Raw data
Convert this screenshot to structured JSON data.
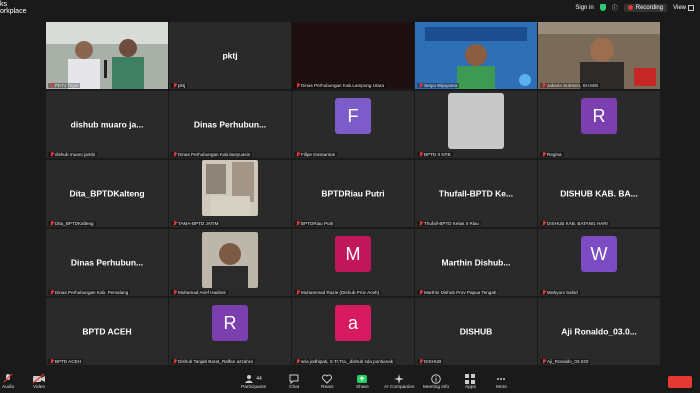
{
  "app": {
    "title": "ks\norkplace"
  },
  "topbar": {
    "signin": "Sign in",
    "recording": "Recording",
    "view": "View"
  },
  "tiles": [
    {
      "type": "photo",
      "label": "PKTJ Tegal",
      "active": true
    },
    {
      "type": "name",
      "name": "pktj",
      "label": "pktj"
    },
    {
      "type": "dark",
      "label": "Dinas Perhubungan Kab.Lampung Utara"
    },
    {
      "type": "photo",
      "label": "Setya Wijayanta"
    },
    {
      "type": "photo",
      "label": "Jakaria Sutrisno, SH.MSi"
    },
    {
      "type": "name",
      "name": "dishub  muaro  ja...",
      "label": "dishub muaro jambi"
    },
    {
      "type": "name",
      "name": "Dinas  Perhubun...",
      "label": "Dinas Perhubungan Kab.banyuasin"
    },
    {
      "type": "avatar",
      "letter": "F",
      "color": "#7b5cc9",
      "label": "Filipe Dossantos"
    },
    {
      "type": "blank",
      "label": "BPTD II NTB"
    },
    {
      "type": "avatar",
      "letter": "R",
      "color": "#7b3fb0",
      "label": "Regina"
    },
    {
      "type": "name",
      "name": "Dita_BPTDKalteng",
      "label": "Dita_BPTDKalteng"
    },
    {
      "type": "photo",
      "label": "TAMA-BPTD JATIM"
    },
    {
      "type": "name",
      "name": "BPTDRiau  Putri",
      "label": "BPTDRiau Putri"
    },
    {
      "type": "name",
      "name": "Thufall-BPTD  Ke...",
      "label": "Thufall-BPTD Kelas II Riau"
    },
    {
      "type": "name",
      "name": "DISHUB  KAB.  BA...",
      "label": "DISHUB KAB. BATANG HARI"
    },
    {
      "type": "name",
      "name": "Dinas  Perhubun...",
      "label": "Dinas Perhubungan Kab. Pemalang"
    },
    {
      "type": "photo",
      "label": "Muhamad Arief Hadimir"
    },
    {
      "type": "avatar",
      "letter": "M",
      "color": "#c0185b",
      "label": "Muhammad Razie (Dishub Prov Aceh)"
    },
    {
      "type": "name",
      "name": "Marthin  Dishub...",
      "label": "Marthin Dishub Prov Papua Tengah"
    },
    {
      "type": "avatar",
      "letter": "W",
      "color": "#7b4cc4",
      "label": "Wahyuni Sahid"
    },
    {
      "type": "name",
      "name": "BPTD  ACEH",
      "label": "BPTD ACEH"
    },
    {
      "type": "avatar",
      "letter": "R",
      "color": "#7b3fb0",
      "label": "Dishub Tanjab Barat_Raffan azzahra"
    },
    {
      "type": "avatar",
      "letter": "a",
      "color": "#d81b60",
      "label": "aria jodhipati, S.Tr.Tra._dishub sda pontianak"
    },
    {
      "type": "name",
      "name": "DISHUB",
      "label": "DISHUB"
    },
    {
      "type": "name",
      "name": "Aji  Ronaldo_03.0...",
      "label": "Aji_Ronaldo_03.040"
    }
  ],
  "toolbar": {
    "audio": "Audio",
    "video": "Video",
    "participants": "Participants",
    "participants_count": "44",
    "chat": "Chat",
    "react": "React",
    "share": "Share",
    "ai": "AI Companion",
    "info": "Meeting info",
    "apps": "Apps",
    "more": "More"
  }
}
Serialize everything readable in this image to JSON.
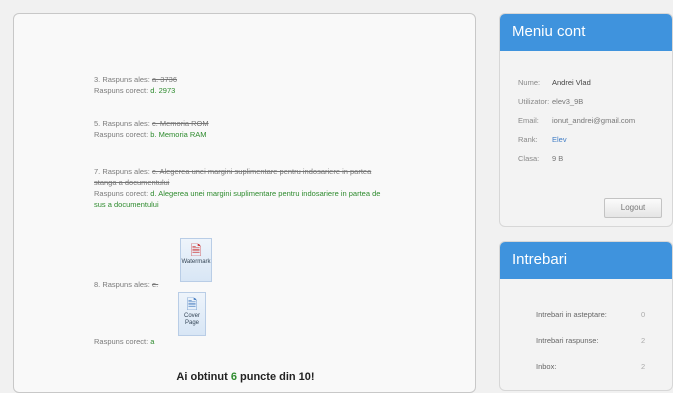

Job
Scan the material and collect every line that contains "Marthin".

Exercise solution
      "name": "Marthin  Dishub...",
      "label": "Marthin Dishub Prov Papua Tengah"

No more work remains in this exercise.